* YOUR TASK
Look through the listing for the word "vagy". Copy each line that has it.

* RECORDED INFORMATION
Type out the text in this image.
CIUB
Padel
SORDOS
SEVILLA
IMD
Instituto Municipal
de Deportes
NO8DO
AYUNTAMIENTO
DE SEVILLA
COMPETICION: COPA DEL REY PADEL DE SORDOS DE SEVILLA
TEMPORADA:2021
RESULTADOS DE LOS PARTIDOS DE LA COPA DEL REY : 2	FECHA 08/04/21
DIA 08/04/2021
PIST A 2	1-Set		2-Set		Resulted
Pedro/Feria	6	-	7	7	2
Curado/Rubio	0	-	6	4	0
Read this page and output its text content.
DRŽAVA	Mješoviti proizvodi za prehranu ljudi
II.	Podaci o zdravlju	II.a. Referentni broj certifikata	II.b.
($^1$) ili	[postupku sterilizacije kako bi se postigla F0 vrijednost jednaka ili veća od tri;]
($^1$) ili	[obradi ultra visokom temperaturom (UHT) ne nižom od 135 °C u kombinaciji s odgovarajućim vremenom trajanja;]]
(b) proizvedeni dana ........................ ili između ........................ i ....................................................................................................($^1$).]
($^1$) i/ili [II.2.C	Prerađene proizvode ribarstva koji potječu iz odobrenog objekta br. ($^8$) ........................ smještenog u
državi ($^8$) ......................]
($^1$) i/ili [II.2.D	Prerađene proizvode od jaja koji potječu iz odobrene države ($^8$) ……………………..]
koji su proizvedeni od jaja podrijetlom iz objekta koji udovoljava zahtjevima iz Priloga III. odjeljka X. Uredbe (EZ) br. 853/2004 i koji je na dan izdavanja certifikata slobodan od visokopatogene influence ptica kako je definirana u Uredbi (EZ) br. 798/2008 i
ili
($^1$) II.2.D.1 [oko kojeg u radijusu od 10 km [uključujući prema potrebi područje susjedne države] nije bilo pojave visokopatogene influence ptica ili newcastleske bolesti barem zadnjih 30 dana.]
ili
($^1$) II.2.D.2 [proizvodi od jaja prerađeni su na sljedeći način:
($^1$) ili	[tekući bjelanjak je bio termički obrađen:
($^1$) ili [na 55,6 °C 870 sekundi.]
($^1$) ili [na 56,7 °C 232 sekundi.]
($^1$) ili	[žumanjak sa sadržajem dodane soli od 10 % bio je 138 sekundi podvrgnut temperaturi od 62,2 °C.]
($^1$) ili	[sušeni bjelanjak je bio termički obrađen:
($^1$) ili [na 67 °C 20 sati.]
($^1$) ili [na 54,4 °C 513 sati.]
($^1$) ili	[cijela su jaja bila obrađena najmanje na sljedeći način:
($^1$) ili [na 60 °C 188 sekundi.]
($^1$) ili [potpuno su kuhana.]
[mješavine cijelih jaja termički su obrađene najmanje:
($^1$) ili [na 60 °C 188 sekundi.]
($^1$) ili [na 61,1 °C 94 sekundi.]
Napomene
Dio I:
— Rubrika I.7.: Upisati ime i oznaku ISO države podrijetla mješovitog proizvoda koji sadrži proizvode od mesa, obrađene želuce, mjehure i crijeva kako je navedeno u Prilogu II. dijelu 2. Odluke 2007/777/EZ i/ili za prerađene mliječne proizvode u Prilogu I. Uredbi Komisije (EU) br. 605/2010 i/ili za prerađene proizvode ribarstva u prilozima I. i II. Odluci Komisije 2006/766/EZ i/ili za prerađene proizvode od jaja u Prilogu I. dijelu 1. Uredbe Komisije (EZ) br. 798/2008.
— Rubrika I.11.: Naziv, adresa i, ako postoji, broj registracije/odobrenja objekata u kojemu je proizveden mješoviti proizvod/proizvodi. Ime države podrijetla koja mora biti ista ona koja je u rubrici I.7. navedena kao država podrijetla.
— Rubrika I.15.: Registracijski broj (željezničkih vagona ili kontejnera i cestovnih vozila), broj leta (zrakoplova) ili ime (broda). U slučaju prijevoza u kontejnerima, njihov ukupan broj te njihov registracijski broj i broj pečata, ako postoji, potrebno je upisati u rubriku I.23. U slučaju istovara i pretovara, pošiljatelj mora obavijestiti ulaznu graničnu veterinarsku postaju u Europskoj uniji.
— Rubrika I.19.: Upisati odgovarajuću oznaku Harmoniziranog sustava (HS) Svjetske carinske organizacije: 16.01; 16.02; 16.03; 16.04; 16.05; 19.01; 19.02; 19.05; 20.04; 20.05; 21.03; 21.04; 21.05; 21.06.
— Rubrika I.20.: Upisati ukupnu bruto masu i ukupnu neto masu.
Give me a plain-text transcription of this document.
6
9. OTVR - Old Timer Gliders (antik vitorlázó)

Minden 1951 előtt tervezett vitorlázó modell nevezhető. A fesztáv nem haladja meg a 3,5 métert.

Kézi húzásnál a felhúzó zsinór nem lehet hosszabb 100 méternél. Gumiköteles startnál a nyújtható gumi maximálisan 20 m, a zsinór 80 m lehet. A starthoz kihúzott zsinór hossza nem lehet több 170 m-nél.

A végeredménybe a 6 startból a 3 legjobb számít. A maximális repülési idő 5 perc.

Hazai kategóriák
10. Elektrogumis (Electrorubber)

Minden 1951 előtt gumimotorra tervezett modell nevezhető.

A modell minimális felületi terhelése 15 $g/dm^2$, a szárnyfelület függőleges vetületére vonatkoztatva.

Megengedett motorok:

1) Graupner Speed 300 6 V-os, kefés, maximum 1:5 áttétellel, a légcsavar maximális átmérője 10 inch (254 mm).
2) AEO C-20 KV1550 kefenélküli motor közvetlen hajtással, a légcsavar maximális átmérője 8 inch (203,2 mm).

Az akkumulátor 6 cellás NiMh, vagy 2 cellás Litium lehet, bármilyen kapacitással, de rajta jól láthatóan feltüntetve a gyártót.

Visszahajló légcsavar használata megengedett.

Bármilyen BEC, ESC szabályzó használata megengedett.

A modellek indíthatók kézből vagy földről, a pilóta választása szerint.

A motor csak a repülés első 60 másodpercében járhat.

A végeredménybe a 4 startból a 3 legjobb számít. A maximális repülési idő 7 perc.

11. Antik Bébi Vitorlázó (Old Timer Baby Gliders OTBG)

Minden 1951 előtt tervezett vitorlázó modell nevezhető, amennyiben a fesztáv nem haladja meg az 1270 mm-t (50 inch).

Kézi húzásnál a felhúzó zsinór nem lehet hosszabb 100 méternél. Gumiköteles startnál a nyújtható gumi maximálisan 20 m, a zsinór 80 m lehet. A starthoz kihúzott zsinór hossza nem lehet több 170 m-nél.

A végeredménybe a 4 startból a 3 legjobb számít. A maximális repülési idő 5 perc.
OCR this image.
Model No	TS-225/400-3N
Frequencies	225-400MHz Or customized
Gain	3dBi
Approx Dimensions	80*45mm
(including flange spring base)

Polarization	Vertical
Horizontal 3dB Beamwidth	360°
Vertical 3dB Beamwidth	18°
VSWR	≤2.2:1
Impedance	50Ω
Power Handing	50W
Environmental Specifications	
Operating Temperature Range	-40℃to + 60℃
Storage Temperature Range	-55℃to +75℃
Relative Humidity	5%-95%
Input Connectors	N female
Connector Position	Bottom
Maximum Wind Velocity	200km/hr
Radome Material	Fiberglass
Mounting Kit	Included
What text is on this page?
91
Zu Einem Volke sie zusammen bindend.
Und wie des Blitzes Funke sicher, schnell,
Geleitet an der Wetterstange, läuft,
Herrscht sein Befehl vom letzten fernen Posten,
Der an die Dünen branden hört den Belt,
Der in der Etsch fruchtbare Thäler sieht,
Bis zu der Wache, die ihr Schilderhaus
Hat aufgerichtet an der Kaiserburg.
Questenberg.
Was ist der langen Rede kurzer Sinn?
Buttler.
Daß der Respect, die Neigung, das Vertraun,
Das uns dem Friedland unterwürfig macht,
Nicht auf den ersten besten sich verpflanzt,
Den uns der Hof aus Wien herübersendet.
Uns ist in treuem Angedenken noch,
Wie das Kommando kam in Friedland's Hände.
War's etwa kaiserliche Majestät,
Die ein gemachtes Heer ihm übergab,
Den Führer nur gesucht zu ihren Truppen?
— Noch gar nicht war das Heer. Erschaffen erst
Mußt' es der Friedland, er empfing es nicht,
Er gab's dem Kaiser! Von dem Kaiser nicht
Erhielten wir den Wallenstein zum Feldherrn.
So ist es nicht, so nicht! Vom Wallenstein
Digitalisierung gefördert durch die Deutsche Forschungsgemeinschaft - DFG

* RESULT OF THIS EXERCISE
Az akkumulátor 6 cellás NiMh, vagy 2 cellás Litium lehet, bármilyen kapacitással, de rajta jól láthatóan feltüntetve a gyártót.
A modellek indíthatók kézből vagy földről, a pilóta választása szerint.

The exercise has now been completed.